* Aim of the task
Leaving out the pictures, transcribe all of the records faithfully.

* Exercise input

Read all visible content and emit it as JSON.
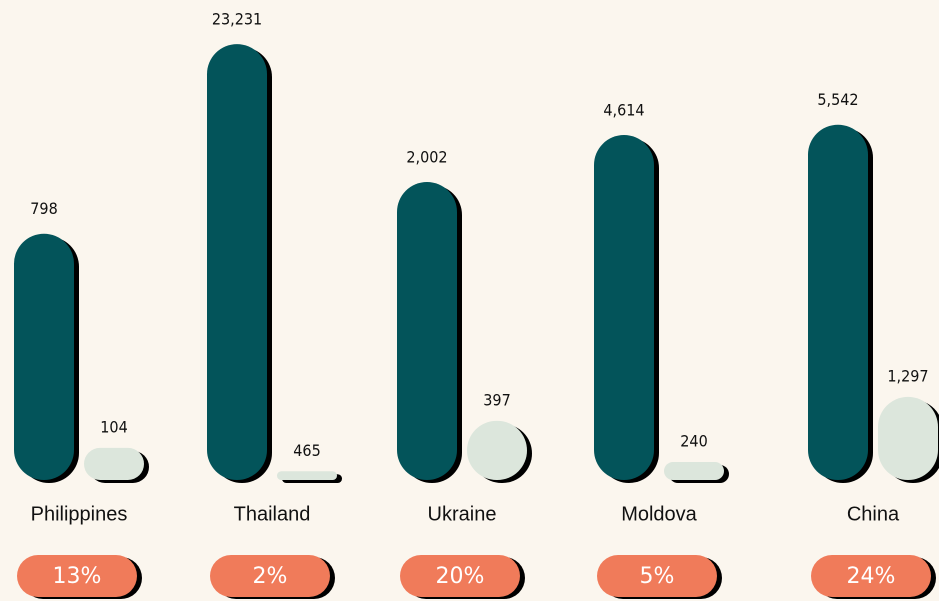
{
  "chart_data": {
    "type": "bar",
    "log_scale": true,
    "ylim": [
      10,
      25000
    ],
    "categories": [
      "Philippines",
      "Thailand",
      "Ukraine",
      "Moldova",
      "China"
    ],
    "series": [
      {
        "color": "#03545a",
        "values": [
          798,
          23231,
          2002,
          4614,
          5542
        ],
        "value_labels": [
          "798",
          "23,231",
          "2,002",
          "4,614",
          "5,542"
        ]
      },
      {
        "color": "#dce6dc",
        "values": [
          104,
          465,
          397,
          240,
          1297
        ],
        "value_labels": [
          "104",
          "465",
          "397",
          "240",
          "1,297"
        ]
      }
    ],
    "shares": {
      "color": "#f07b5a",
      "values": [
        13,
        2,
        20,
        5,
        24
      ],
      "value_labels": [
        "13%",
        "2%",
        "20%",
        "5%",
        "24%"
      ]
    }
  }
}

* Final answer
Read all visible content and emit it as JSON.
{
  "chart_data": {
    "type": "bar",
    "log_scale": true,
    "ylim": [
      10,
      25000
    ],
    "categories": [
      "Philippines",
      "Thailand",
      "Ukraine",
      "Moldova",
      "China"
    ],
    "series": [
      {
        "color": "#03545a",
        "values": [
          798,
          23231,
          2002,
          4614,
          5542
        ],
        "value_labels": [
          "798",
          "23,231",
          "2,002",
          "4,614",
          "5,542"
        ]
      },
      {
        "color": "#dce6dc",
        "values": [
          104,
          465,
          397,
          240,
          1297
        ],
        "value_labels": [
          "104",
          "465",
          "397",
          "240",
          "1,297"
        ]
      }
    ],
    "shares": {
      "color": "#f07b5a",
      "values": [
        13,
        2,
        20,
        5,
        24
      ],
      "value_labels": [
        "13%",
        "2%",
        "20%",
        "5%",
        "24%"
      ]
    }
  }
}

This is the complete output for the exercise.